▶ _What you are asked to do_
Extract each of the rows below and reproduce every line character for character, with nothing altered.

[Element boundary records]
** Begin **

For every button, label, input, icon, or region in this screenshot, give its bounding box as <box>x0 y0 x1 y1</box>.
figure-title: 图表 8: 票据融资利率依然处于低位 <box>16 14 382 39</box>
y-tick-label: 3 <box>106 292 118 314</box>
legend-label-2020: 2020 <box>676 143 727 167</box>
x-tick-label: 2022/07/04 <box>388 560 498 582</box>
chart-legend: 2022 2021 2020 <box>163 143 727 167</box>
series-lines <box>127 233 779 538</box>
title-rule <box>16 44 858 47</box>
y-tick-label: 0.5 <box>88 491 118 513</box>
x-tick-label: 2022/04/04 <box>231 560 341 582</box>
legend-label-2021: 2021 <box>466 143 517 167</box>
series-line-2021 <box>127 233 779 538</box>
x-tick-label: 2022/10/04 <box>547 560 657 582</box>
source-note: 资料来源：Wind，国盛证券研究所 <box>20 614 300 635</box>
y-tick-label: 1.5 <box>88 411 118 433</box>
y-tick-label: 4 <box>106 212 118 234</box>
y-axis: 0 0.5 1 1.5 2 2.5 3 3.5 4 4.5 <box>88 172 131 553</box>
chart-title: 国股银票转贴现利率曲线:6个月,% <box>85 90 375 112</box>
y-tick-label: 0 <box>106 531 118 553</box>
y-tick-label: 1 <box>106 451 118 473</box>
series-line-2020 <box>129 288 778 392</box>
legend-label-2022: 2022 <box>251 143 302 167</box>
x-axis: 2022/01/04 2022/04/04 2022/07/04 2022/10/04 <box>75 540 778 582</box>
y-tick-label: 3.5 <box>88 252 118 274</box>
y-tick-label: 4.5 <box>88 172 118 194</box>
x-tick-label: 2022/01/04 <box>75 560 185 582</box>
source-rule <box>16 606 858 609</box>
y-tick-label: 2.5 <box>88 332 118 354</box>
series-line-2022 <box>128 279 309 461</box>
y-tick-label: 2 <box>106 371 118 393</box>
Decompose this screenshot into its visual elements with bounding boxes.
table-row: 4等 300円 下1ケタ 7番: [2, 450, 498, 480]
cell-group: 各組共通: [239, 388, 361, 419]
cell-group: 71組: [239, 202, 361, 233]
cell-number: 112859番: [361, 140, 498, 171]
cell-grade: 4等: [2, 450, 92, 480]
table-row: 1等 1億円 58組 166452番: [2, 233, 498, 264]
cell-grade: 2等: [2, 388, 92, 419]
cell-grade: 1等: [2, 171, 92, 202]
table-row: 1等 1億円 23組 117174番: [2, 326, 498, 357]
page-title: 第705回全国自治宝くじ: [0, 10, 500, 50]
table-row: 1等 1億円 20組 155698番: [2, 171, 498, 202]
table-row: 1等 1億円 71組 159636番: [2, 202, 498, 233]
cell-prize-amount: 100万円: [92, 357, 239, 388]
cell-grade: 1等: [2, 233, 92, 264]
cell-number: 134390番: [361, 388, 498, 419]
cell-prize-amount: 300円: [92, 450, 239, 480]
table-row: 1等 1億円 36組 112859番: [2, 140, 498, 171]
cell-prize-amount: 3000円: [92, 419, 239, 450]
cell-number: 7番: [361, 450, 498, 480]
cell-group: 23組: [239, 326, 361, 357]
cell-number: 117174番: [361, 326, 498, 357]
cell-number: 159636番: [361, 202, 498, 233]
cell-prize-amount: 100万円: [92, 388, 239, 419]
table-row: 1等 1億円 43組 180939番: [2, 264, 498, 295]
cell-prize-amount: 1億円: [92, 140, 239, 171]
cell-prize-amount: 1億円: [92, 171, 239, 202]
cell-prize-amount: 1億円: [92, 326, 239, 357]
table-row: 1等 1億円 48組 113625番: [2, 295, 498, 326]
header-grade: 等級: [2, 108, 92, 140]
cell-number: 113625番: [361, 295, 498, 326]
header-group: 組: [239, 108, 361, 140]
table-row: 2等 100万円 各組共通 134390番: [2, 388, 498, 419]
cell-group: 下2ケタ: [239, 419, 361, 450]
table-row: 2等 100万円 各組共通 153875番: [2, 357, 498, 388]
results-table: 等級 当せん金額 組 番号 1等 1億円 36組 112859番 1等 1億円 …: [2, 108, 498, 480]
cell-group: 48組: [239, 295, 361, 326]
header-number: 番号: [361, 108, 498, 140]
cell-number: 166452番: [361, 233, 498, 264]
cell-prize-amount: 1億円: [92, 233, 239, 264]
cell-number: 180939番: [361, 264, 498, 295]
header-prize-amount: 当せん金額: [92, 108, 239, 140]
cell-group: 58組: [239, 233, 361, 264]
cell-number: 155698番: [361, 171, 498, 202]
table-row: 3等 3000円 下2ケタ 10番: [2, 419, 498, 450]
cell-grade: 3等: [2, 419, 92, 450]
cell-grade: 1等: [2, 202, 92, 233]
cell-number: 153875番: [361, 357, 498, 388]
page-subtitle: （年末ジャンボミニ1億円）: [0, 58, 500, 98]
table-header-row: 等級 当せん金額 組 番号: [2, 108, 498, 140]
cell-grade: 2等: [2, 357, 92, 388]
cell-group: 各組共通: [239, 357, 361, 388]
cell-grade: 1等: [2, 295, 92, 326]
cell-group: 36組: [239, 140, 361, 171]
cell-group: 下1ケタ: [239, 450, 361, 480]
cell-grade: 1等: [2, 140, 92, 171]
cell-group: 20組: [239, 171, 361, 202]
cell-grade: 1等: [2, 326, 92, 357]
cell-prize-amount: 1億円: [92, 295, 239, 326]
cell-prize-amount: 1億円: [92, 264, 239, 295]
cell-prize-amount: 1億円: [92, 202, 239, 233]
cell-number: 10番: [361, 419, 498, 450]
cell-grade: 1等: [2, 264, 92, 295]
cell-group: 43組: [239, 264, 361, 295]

** End **

▶ _Correct output_
For every button, label, input, icon, or region in this screenshot, give its bounding box as <box>x0 y0 x1 y1</box>.
figure-title: 图表 8: 票据融资利率依然处于低位 <box>16 14 382 39</box>
y-tick-label: 3 <box>106 292 118 314</box>
legend-label-2020: 2020 <box>676 143 727 167</box>
x-tick-label: 2022/07/04 <box>388 560 498 582</box>
chart-legend: 2022 2021 2020 <box>163 143 727 167</box>
series-lines <box>127 233 779 538</box>
title-rule <box>16 44 858 47</box>
y-tick-label: 0.5 <box>88 491 118 513</box>
x-tick-label: 2022/04/04 <box>231 560 341 582</box>
legend-label-2021: 2021 <box>466 143 517 167</box>
series-line-2021 <box>127 233 779 538</box>
x-tick-label: 2022/10/04 <box>547 560 657 582</box>
source-note: 资料来源：Wind，国盛证券研究所 <box>20 614 300 635</box>
y-tick-label: 1.5 <box>88 411 118 433</box>
y-tick-label: 4 <box>106 212 118 234</box>
y-axis: 0 0.5 1 1.5 2 2.5 3 3.5 4 4.5 <box>88 172 131 553</box>
chart-title: 国股银票转贴现利率曲线:6个月,% <box>85 90 375 112</box>
y-tick-label: 0 <box>106 531 118 553</box>
y-tick-label: 1 <box>106 451 118 473</box>
series-line-2020 <box>129 288 778 392</box>
legend-label-2022: 2022 <box>251 143 302 167</box>
x-axis: 2022/01/04 2022/04/04 2022/07/04 2022/10/04 <box>75 540 778 582</box>
y-tick-label: 3.5 <box>88 252 118 274</box>
y-tick-label: 4.5 <box>88 172 118 194</box>
x-tick-label: 2022/01/04 <box>75 560 185 582</box>
source-rule <box>16 606 858 609</box>
y-tick-label: 2.5 <box>88 332 118 354</box>
series-line-2022 <box>128 279 309 461</box>
y-tick-label: 2 <box>106 371 118 393</box>
Decompose this screenshot into its visual elements with bounding boxes.
table-row: 4等 300円 下1ケタ 7番: [2, 450, 498, 480]
cell-group: 各組共通: [239, 388, 361, 419]
cell-group: 71組: [239, 202, 361, 233]
cell-number: 112859番: [361, 140, 498, 171]
cell-grade: 4等: [2, 450, 92, 480]
table-row: 1等 1億円 58組 166452番: [2, 233, 498, 264]
cell-grade: 2等: [2, 388, 92, 419]
cell-grade: 1等: [2, 171, 92, 202]
table-row: 1等 1億円 23組 117174番: [2, 326, 498, 357]
page-title: 第705回全国自治宝くじ: [0, 10, 500, 50]
table-row: 1等 1億円 20組 155698番: [2, 171, 498, 202]
table-row: 1等 1億円 71組 159636番: [2, 202, 498, 233]
cell-prize-amount: 100万円: [92, 357, 239, 388]
cell-grade: 1等: [2, 233, 92, 264]
cell-number: 134390番: [361, 388, 498, 419]
cell-prize-amount: 300円: [92, 450, 239, 480]
table-row: 1等 1億円 36組 112859番: [2, 140, 498, 171]
cell-prize-amount: 3000円: [92, 419, 239, 450]
cell-number: 7番: [361, 450, 498, 480]
cell-group: 23組: [239, 326, 361, 357]
cell-number: 117174番: [361, 326, 498, 357]
cell-number: 159636番: [361, 202, 498, 233]
cell-prize-amount: 100万円: [92, 388, 239, 419]
table-row: 1等 1億円 43組 180939番: [2, 264, 498, 295]
cell-prize-amount: 1億円: [92, 140, 239, 171]
cell-prize-amount: 1億円: [92, 171, 239, 202]
cell-prize-amount: 1億円: [92, 326, 239, 357]
table-row: 1等 1億円 48組 113625番: [2, 295, 498, 326]
header-grade: 等級: [2, 108, 92, 140]
cell-number: 113625番: [361, 295, 498, 326]
header-group: 組: [239, 108, 361, 140]
table-row: 2等 100万円 各組共通 134390番: [2, 388, 498, 419]
cell-group: 下2ケタ: [239, 419, 361, 450]
table-row: 2等 100万円 各組共通 153875番: [2, 357, 498, 388]
results-table: 等級 当せん金額 組 番号 1等 1億円 36組 112859番 1等 1億円 …: [2, 108, 498, 480]
cell-group: 48組: [239, 295, 361, 326]
header-number: 番号: [361, 108, 498, 140]
cell-number: 166452番: [361, 233, 498, 264]
cell-prize-amount: 1億円: [92, 233, 239, 264]
cell-number: 180939番: [361, 264, 498, 295]
header-prize-amount: 当せん金額: [92, 108, 239, 140]
cell-group: 58組: [239, 233, 361, 264]
cell-number: 155698番: [361, 171, 498, 202]
table-row: 3等 3000円 下2ケタ 10番: [2, 419, 498, 450]
cell-grade: 3等: [2, 419, 92, 450]
cell-grade: 1等: [2, 202, 92, 233]
cell-number: 153875番: [361, 357, 498, 388]
page-subtitle: （年末ジャンボミニ1億円）: [0, 58, 500, 98]
table-header-row: 等級 当せん金額 組 番号: [2, 108, 498, 140]
cell-grade: 2等: [2, 357, 92, 388]
cell-group: 各組共通: [239, 357, 361, 388]
cell-grade: 1等: [2, 295, 92, 326]
cell-group: 36組: [239, 140, 361, 171]
cell-group: 下1ケタ: [239, 450, 361, 480]
cell-grade: 1等: [2, 140, 92, 171]
cell-group: 20組: [239, 171, 361, 202]
cell-grade: 1等: [2, 326, 92, 357]
cell-prize-amount: 1億円: [92, 295, 239, 326]
cell-prize-amount: 1億円: [92, 264, 239, 295]
cell-prize-amount: 1億円: [92, 202, 239, 233]
cell-number: 10番: [361, 419, 498, 450]
cell-grade: 1等: [2, 264, 92, 295]
cell-group: 43組: [239, 264, 361, 295]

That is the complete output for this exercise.